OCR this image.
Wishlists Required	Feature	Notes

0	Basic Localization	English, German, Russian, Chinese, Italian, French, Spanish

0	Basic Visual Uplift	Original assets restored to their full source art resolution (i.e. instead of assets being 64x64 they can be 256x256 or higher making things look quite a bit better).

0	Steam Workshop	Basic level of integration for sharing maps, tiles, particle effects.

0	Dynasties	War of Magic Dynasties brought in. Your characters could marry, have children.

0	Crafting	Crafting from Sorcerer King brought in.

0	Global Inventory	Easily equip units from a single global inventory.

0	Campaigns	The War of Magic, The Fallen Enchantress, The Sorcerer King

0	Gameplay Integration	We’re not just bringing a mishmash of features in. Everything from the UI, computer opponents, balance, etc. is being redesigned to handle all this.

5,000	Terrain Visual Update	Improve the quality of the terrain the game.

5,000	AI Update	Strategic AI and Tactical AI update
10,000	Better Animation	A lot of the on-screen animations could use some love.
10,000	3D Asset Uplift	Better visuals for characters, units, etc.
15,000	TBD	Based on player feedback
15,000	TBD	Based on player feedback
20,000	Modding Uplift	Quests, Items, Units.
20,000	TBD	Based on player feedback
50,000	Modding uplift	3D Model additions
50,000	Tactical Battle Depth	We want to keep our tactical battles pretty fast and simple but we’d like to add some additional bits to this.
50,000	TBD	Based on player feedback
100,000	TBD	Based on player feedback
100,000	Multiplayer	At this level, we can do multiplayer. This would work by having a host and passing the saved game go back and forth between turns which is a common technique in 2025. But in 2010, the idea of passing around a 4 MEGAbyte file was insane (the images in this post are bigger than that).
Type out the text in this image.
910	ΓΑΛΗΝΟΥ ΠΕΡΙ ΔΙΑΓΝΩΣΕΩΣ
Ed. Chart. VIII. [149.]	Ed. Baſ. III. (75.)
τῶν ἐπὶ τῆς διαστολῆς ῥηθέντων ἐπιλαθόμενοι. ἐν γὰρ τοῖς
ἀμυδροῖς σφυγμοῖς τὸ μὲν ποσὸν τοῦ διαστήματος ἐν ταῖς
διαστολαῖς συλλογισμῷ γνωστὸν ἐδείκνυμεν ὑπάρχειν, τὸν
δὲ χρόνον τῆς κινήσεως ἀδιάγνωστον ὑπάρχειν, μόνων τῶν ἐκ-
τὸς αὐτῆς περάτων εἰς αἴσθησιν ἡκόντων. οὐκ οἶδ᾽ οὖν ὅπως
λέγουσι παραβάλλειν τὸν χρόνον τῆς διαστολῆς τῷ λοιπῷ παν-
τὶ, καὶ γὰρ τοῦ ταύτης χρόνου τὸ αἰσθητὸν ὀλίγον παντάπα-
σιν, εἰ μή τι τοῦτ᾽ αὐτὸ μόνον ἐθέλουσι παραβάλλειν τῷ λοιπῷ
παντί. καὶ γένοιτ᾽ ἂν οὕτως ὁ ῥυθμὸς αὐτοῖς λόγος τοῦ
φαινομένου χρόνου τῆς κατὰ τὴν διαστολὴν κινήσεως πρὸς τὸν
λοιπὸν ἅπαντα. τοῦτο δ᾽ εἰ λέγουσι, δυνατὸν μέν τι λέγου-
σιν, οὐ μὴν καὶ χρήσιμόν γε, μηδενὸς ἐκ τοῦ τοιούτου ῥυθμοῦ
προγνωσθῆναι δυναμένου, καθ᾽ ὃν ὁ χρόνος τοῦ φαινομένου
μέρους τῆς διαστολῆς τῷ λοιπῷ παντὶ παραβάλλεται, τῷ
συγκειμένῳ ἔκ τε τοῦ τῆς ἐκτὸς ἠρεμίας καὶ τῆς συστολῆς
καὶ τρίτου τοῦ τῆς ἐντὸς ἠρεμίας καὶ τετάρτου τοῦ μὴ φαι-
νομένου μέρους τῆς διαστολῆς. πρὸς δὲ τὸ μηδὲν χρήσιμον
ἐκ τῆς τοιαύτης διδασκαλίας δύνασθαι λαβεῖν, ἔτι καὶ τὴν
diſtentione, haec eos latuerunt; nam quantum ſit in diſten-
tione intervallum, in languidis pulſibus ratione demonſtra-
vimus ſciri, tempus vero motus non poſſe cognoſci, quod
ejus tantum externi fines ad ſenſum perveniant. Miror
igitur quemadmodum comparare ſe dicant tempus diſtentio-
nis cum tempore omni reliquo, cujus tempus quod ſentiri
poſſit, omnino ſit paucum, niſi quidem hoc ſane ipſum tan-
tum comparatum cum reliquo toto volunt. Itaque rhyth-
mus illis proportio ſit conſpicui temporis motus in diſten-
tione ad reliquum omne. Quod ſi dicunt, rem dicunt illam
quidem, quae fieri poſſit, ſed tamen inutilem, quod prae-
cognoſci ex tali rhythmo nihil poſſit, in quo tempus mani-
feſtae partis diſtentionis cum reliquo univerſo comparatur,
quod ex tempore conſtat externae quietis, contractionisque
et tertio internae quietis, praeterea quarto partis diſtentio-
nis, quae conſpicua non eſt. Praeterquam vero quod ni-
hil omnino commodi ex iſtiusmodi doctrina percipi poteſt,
---+---
### [WORK TO DO]
Would you reproduce the material above in full, exactly as given?

### [THE COMPLETED TASK]
OCR this image.
Wishlists Required	Feature	Notes

0	Basic Localization	English, German, Russian, Chinese, Italian, French, Spanish

0	Basic Visual Uplift	Original assets restored to their full source art resolution (i.e. instead of assets being 64x64 they can be 256x256 or higher making things look quite a bit better).

0	Steam Workshop	Basic level of integration for sharing maps, tiles, particle effects.

0	Dynasties	War of Magic Dynasties brought in. Your characters could marry, have children.

0	Crafting	Crafting from Sorcerer King brought in.

0	Global Inventory	Easily equip units from a single global inventory.

0	Campaigns	The War of Magic, The Fallen Enchantress, The Sorcerer King

0	Gameplay Integration	We’re not just bringing a mishmash of features in. Everything from the UI, computer opponents, balance, etc. is being redesigned to handle all this.

5,000	Terrain Visual Update	Improve the quality of the terrain the game.

5,000	AI Update	Strategic AI and Tactical AI update
10,000	Better Animation	A lot of the on-screen animations could use some love.
10,000	3D Asset Uplift	Better visuals for characters, units, etc.
15,000	TBD	Based on player feedback
15,000	TBD	Based on player feedback
20,000	Modding Uplift	Quests, Items, Units.
20,000	TBD	Based on player feedback
50,000	Modding uplift	3D Model additions
50,000	Tactical Battle Depth	We want to keep our tactical battles pretty fast and simple but we’d like to add some additional bits to this.
50,000	TBD	Based on player feedback
100,000	TBD	Based on player feedback
100,000	Multiplayer	At this level, we can do multiplayer. This would work by having a host and passing the saved game go back and forth between turns which is a common technique in 2025. But in 2010, the idea of passing around a 4 MEGAbyte file was insane (the images in this post are bigger than that).
Type out the text in this image.
910	ΓΑΛΗΝΟΥ ΠΕΡΙ ΔΙΑΓΝΩΣΕΩΣ
Ed. Chart. VIII. [149.]	Ed. Baſ. III. (75.)
τῶν ἐπὶ τῆς διαστολῆς ῥηθέντων ἐπιλαθόμενοι. ἐν γὰρ τοῖς
ἀμυδροῖς σφυγμοῖς τὸ μὲν ποσὸν τοῦ διαστήματος ἐν ταῖς
διαστολαῖς συλλογισμῷ γνωστὸν ἐδείκνυμεν ὑπάρχειν, τὸν
δὲ χρόνον τῆς κινήσεως ἀδιάγνωστον ὑπάρχειν, μόνων τῶν ἐκ-
τὸς αὐτῆς περάτων εἰς αἴσθησιν ἡκόντων. οὐκ οἶδ᾽ οὖν ὅπως
λέγουσι παραβάλλειν τὸν χρόνον τῆς διαστολῆς τῷ λοιπῷ παν-
τὶ, καὶ γὰρ τοῦ ταύτης χρόνου τὸ αἰσθητὸν ὀλίγον παντάπα-
σιν, εἰ μή τι τοῦτ᾽ αὐτὸ μόνον ἐθέλουσι παραβάλλειν τῷ λοιπῷ
παντί. καὶ γένοιτ᾽ ἂν οὕτως ὁ ῥυθμὸς αὐτοῖς λόγος τοῦ
φαινομένου χρόνου τῆς κατὰ τὴν διαστολὴν κινήσεως πρὸς τὸν
λοιπὸν ἅπαντα. τοῦτο δ᾽ εἰ λέγουσι, δυνατὸν μέν τι λέγου-
σιν, οὐ μὴν καὶ χρήσιμόν γε, μηδενὸς ἐκ τοῦ τοιούτου ῥυθμοῦ
προγνωσθῆναι δυναμένου, καθ᾽ ὃν ὁ χρόνος τοῦ φαινομένου
μέρους τῆς διαστολῆς τῷ λοιπῷ παντὶ παραβάλλεται, τῷ
συγκειμένῳ ἔκ τε τοῦ τῆς ἐκτὸς ἠρεμίας καὶ τῆς συστολῆς
καὶ τρίτου τοῦ τῆς ἐντὸς ἠρεμίας καὶ τετάρτου τοῦ μὴ φαι-
νομένου μέρους τῆς διαστολῆς. πρὸς δὲ τὸ μηδὲν χρήσιμον
ἐκ τῆς τοιαύτης διδασκαλίας δύνασθαι λαβεῖν, ἔτι καὶ τὴν
diſtentione, haec eos latuerunt; nam quantum ſit in diſten-
tione intervallum, in languidis pulſibus ratione demonſtra-
vimus ſciri, tempus vero motus non poſſe cognoſci, quod
ejus tantum externi fines ad ſenſum perveniant. Miror
igitur quemadmodum comparare ſe dicant tempus diſtentio-
nis cum tempore omni reliquo, cujus tempus quod ſentiri
poſſit, omnino ſit paucum, niſi quidem hoc ſane ipſum tan-
tum comparatum cum reliquo toto volunt. Itaque rhyth-
mus illis proportio ſit conſpicui temporis motus in diſten-
tione ad reliquum omne. Quod ſi dicunt, rem dicunt illam
quidem, quae fieri poſſit, ſed tamen inutilem, quod prae-
cognoſci ex tali rhythmo nihil poſſit, in quo tempus mani-
feſtae partis diſtentionis cum reliquo univerſo comparatur,
quod ex tempore conſtat externae quietis, contractionisque
et tertio internae quietis, praeterea quarto partis diſtentio-
nis, quae conſpicua non eſt. Praeterquam vero quod ni-
hil omnino commodi ex iſtiusmodi doctrina percipi poteſt,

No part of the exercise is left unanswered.